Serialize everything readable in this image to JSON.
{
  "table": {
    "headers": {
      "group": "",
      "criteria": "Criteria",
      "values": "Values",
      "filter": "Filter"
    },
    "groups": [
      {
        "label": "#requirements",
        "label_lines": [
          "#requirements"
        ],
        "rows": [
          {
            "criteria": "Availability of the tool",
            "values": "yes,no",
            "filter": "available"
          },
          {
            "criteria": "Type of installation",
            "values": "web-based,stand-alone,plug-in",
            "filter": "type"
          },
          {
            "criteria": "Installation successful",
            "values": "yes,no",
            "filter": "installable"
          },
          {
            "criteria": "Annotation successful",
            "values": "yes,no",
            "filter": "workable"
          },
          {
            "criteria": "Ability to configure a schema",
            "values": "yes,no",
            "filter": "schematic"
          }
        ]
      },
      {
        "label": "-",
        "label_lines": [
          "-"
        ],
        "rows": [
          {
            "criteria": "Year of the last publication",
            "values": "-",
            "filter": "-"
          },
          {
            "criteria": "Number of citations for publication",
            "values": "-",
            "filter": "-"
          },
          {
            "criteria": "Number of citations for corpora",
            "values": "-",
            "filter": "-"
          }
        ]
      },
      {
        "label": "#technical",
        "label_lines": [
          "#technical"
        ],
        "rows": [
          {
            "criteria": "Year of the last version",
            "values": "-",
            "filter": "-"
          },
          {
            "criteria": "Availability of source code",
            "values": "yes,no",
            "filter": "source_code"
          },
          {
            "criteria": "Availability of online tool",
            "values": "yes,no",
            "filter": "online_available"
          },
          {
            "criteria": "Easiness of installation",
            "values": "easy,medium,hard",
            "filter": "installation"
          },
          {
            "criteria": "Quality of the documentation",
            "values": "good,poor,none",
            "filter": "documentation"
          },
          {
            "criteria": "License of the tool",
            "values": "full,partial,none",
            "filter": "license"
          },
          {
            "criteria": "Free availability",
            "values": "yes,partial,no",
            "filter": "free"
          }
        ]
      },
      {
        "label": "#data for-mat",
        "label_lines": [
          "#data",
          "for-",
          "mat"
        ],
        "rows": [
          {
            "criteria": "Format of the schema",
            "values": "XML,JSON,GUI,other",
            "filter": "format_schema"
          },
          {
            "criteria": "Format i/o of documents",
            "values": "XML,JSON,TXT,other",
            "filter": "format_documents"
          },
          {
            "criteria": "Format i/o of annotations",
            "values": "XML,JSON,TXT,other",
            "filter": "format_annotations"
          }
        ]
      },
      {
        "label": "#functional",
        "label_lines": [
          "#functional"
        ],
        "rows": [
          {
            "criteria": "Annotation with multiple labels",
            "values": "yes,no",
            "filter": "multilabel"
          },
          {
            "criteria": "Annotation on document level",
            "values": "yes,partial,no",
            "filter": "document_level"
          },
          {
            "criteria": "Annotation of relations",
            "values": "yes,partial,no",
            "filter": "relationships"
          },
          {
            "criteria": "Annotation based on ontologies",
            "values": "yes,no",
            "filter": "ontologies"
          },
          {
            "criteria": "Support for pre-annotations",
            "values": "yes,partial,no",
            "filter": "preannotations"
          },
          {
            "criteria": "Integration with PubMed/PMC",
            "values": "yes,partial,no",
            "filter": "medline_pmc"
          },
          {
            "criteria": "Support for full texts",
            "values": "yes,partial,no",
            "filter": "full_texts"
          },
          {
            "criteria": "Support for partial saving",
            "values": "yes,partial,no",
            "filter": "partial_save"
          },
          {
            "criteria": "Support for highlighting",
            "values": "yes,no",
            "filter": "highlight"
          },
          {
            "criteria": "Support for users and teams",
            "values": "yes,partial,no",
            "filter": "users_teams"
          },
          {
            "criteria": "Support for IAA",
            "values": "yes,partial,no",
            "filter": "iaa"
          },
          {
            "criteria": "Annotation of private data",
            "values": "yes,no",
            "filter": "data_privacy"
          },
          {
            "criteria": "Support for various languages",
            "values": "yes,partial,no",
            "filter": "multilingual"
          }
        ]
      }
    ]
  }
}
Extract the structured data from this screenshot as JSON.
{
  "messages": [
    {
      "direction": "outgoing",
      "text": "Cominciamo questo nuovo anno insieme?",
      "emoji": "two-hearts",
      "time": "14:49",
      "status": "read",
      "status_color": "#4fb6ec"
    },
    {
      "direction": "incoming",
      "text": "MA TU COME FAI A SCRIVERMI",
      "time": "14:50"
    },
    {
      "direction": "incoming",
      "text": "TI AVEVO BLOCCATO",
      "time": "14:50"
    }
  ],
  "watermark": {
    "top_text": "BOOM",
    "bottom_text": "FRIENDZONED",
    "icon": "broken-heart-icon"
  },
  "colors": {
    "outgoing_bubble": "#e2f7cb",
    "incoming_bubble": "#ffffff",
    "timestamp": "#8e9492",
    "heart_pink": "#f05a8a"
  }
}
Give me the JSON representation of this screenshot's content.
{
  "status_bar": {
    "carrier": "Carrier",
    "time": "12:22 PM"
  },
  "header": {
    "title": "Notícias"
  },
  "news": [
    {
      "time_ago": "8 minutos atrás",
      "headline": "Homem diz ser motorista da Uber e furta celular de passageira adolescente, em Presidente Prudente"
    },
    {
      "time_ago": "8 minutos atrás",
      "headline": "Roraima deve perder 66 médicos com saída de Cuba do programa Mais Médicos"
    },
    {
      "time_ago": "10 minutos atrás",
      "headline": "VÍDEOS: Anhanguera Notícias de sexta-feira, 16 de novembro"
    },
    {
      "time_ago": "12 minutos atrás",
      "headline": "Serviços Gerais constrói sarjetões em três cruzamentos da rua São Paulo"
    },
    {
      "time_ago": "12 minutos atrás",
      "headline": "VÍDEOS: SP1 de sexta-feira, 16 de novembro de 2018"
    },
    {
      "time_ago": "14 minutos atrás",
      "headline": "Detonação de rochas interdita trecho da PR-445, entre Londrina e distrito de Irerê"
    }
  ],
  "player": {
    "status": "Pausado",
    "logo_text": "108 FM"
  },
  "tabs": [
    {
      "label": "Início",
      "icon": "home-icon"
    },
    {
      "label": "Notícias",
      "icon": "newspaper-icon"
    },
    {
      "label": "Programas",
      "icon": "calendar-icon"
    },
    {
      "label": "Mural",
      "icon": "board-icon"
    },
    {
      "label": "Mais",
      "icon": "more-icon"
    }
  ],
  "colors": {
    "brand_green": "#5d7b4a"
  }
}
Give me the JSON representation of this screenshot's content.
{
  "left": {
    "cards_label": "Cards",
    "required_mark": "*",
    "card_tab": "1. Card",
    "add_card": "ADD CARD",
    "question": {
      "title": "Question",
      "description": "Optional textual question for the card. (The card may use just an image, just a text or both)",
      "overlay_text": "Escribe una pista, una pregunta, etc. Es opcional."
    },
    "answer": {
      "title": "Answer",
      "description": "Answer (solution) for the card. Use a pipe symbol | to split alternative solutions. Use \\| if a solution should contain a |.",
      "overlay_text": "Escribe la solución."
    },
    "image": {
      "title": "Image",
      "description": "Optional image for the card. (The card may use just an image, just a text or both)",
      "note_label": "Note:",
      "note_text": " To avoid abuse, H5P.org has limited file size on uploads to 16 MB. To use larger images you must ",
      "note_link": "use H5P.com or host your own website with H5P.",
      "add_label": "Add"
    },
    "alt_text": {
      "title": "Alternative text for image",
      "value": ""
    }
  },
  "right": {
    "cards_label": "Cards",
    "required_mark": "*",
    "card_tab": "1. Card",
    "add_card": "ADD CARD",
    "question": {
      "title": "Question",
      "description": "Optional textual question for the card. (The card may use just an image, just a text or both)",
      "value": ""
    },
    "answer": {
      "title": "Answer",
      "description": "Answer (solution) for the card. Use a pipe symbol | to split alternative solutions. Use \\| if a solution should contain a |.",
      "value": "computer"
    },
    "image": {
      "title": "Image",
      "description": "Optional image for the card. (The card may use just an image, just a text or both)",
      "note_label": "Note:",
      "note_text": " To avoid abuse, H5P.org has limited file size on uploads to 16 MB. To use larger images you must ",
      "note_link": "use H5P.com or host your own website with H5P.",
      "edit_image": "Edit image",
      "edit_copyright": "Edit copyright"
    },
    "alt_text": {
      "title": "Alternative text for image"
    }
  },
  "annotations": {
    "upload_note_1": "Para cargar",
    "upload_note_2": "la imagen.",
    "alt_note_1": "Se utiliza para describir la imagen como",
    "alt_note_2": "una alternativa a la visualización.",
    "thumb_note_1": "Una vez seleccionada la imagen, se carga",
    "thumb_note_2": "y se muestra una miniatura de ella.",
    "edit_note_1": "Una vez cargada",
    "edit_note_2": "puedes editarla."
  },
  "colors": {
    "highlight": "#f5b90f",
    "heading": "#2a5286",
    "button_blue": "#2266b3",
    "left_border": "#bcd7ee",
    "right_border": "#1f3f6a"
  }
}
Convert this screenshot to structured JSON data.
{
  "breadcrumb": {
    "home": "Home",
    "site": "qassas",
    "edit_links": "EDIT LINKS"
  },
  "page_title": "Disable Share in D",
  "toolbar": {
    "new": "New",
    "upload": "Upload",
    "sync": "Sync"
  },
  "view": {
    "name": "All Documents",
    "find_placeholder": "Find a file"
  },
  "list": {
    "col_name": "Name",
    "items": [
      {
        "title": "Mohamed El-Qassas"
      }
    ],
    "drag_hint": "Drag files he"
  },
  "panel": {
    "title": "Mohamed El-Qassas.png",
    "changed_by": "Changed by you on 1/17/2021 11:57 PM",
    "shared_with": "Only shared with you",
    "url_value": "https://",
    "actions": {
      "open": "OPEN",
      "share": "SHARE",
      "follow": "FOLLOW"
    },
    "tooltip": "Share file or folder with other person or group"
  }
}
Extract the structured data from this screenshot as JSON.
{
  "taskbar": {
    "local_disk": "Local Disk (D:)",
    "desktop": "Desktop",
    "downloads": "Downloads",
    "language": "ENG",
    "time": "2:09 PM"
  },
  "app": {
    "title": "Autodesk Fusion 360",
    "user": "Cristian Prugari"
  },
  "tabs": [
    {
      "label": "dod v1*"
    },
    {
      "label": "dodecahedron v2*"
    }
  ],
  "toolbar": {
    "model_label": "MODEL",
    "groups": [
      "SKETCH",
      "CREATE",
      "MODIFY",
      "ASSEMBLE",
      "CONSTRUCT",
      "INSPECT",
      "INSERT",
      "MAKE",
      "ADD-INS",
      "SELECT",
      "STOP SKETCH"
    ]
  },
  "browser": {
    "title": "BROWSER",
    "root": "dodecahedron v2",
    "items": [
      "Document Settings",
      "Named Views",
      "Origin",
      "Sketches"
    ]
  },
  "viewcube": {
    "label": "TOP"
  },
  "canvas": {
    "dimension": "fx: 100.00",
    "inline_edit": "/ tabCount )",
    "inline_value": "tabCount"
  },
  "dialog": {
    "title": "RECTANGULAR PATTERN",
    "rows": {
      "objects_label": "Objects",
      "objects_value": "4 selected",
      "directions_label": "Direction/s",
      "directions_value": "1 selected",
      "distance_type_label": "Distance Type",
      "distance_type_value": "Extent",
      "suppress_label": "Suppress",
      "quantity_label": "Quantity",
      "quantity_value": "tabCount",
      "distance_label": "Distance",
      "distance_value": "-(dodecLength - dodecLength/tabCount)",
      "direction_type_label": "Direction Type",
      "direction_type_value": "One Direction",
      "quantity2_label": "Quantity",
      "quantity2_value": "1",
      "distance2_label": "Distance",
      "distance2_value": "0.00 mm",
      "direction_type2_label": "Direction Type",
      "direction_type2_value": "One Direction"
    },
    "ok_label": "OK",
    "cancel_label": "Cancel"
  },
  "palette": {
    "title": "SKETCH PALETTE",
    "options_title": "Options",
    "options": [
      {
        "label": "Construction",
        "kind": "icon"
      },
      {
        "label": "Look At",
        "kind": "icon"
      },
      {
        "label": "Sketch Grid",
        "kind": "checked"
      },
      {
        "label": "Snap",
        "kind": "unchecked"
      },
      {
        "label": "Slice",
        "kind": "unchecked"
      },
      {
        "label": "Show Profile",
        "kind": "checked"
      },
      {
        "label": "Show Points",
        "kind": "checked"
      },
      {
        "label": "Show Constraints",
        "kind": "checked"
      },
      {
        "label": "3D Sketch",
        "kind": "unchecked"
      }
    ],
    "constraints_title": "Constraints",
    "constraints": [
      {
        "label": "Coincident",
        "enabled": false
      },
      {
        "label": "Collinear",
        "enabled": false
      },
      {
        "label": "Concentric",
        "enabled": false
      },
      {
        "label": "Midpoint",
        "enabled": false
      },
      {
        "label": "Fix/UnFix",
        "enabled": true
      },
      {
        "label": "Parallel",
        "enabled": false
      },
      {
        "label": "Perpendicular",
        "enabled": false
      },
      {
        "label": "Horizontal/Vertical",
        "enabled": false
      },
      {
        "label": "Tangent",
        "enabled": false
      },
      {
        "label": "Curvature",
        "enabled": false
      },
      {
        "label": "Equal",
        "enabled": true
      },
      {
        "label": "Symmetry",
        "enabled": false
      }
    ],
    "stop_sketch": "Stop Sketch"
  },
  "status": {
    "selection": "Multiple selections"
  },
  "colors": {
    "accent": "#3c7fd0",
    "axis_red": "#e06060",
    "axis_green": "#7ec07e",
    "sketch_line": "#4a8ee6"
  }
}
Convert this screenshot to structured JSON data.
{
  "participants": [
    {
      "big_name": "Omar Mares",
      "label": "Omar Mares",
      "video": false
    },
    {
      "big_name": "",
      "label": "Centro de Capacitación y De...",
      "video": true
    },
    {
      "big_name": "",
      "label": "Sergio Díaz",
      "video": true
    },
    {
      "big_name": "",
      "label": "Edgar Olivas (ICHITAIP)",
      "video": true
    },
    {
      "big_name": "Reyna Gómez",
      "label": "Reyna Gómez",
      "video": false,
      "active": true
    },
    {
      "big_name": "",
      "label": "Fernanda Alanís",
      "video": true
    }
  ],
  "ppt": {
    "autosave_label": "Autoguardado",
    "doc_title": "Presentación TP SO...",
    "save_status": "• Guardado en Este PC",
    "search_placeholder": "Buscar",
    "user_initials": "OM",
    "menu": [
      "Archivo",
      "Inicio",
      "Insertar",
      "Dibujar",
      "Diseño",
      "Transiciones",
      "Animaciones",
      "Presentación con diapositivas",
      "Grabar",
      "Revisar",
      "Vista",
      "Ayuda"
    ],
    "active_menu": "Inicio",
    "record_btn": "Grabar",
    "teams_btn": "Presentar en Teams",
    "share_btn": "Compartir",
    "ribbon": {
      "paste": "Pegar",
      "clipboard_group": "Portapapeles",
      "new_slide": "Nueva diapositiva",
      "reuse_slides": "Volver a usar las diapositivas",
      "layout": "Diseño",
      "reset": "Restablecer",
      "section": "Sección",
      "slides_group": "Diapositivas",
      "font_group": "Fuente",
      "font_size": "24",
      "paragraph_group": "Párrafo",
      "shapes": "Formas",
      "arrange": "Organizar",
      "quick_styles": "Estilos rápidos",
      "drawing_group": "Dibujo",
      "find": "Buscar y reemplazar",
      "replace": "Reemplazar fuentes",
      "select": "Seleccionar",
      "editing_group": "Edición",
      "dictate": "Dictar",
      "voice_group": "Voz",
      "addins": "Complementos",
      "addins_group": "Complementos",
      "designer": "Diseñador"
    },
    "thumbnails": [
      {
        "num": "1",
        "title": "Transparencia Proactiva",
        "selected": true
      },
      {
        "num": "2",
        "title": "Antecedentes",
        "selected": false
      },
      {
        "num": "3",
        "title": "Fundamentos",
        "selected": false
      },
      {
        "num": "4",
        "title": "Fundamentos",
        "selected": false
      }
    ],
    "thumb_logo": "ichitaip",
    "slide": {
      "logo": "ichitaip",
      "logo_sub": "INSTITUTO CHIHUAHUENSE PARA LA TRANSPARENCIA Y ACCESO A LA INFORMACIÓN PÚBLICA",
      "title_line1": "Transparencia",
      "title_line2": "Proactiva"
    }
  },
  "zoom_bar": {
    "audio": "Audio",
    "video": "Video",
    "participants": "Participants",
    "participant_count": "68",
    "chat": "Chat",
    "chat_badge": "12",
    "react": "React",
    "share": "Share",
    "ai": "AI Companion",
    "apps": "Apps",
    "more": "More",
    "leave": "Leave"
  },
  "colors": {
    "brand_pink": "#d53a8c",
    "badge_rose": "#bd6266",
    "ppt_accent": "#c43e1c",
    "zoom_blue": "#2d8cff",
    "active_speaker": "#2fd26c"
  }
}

▬▬▬▬▬▬

• Task prompt: Filter the entries above down to the lines containing the word "Number".

• Response:
            "criteria": "Number of citations for publication",
            "criteria": "Number of citations for corpora",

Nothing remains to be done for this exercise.